■ DO THIS ■
Give back the whole listing exactly as shown.

**** TASK INPUT ****

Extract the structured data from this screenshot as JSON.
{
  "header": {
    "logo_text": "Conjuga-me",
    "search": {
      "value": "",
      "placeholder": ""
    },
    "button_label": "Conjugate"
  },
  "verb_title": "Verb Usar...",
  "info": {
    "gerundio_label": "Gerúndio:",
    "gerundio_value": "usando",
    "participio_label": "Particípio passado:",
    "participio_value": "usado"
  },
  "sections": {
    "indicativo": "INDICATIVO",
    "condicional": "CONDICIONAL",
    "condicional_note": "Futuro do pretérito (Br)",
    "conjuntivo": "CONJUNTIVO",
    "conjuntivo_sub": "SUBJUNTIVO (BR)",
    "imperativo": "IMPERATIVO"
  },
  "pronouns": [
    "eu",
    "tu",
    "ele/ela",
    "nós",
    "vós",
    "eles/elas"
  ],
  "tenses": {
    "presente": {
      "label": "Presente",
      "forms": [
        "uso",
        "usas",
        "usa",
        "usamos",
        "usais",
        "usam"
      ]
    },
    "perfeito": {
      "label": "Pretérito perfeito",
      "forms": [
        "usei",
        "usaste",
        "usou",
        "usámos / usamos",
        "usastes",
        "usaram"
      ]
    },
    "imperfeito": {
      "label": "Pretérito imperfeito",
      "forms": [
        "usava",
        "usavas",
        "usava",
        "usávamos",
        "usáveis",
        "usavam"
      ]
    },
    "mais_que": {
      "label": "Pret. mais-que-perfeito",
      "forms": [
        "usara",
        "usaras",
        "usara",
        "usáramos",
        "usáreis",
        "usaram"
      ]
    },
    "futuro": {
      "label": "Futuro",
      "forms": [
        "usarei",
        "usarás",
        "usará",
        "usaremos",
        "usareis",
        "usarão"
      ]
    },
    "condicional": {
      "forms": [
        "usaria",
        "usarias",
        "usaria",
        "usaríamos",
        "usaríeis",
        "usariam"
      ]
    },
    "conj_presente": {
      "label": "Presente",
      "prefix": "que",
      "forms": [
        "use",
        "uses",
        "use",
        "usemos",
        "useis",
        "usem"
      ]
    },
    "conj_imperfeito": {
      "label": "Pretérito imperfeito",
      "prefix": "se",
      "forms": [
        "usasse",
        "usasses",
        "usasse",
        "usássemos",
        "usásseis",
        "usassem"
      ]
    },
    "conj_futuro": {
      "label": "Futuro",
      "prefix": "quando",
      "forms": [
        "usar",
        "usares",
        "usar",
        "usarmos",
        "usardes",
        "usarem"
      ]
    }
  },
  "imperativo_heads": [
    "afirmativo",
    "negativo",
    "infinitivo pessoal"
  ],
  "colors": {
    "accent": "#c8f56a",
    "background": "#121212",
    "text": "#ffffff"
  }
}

****

■ ANSWER TO THIS TASK ■
Extract the structured data from this screenshot as JSON.
{
  "header": {
    "logo_text": "Conjuga-me",
    "search": {
      "value": "",
      "placeholder": ""
    },
    "button_label": "Conjugate"
  },
  "verb_title": "Verb Usar...",
  "info": {
    "gerundio_label": "Gerúndio:",
    "gerundio_value": "usando",
    "participio_label": "Particípio passado:",
    "participio_value": "usado"
  },
  "sections": {
    "indicativo": "INDICATIVO",
    "condicional": "CONDICIONAL",
    "condicional_note": "Futuro do pretérito (Br)",
    "conjuntivo": "CONJUNTIVO",
    "conjuntivo_sub": "SUBJUNTIVO (BR)",
    "imperativo": "IMPERATIVO"
  },
  "pronouns": [
    "eu",
    "tu",
    "ele/ela",
    "nós",
    "vós",
    "eles/elas"
  ],
  "tenses": {
    "presente": {
      "label": "Presente",
      "forms": [
        "uso",
        "usas",
        "usa",
        "usamos",
        "usais",
        "usam"
      ]
    },
    "perfeito": {
      "label": "Pretérito perfeito",
      "forms": [
        "usei",
        "usaste",
        "usou",
        "usámos / usamos",
        "usastes",
        "usaram"
      ]
    },
    "imperfeito": {
      "label": "Pretérito imperfeito",
      "forms": [
        "usava",
        "usavas",
        "usava",
        "usávamos",
        "usáveis",
        "usavam"
      ]
    },
    "mais_que": {
      "label": "Pret. mais-que-perfeito",
      "forms": [
        "usara",
        "usaras",
        "usara",
        "usáramos",
        "usáreis",
        "usaram"
      ]
    },
    "futuro": {
      "label": "Futuro",
      "forms": [
        "usarei",
        "usarás",
        "usará",
        "usaremos",
        "usareis",
        "usarão"
      ]
    },
    "condicional": {
      "forms": [
        "usaria",
        "usarias",
        "usaria",
        "usaríamos",
        "usaríeis",
        "usariam"
      ]
    },
    "conj_presente": {
      "label": "Presente",
      "prefix": "que",
      "forms": [
        "use",
        "uses",
        "use",
        "usemos",
        "useis",
        "usem"
      ]
    },
    "conj_imperfeito": {
      "label": "Pretérito imperfeito",
      "prefix": "se",
      "forms": [
        "usasse",
        "usasses",
        "usasse",
        "usássemos",
        "usásseis",
        "usassem"
      ]
    },
    "conj_futuro": {
      "label": "Futuro",
      "prefix": "quando",
      "forms": [
        "usar",
        "usares",
        "usar",
        "usarmos",
        "usardes",
        "usarem"
      ]
    }
  },
  "imperativo_heads": [
    "afirmativo",
    "negativo",
    "infinitivo pessoal"
  ],
  "colors": {
    "accent": "#c8f56a",
    "background": "#121212",
    "text": "#ffffff"
  }
}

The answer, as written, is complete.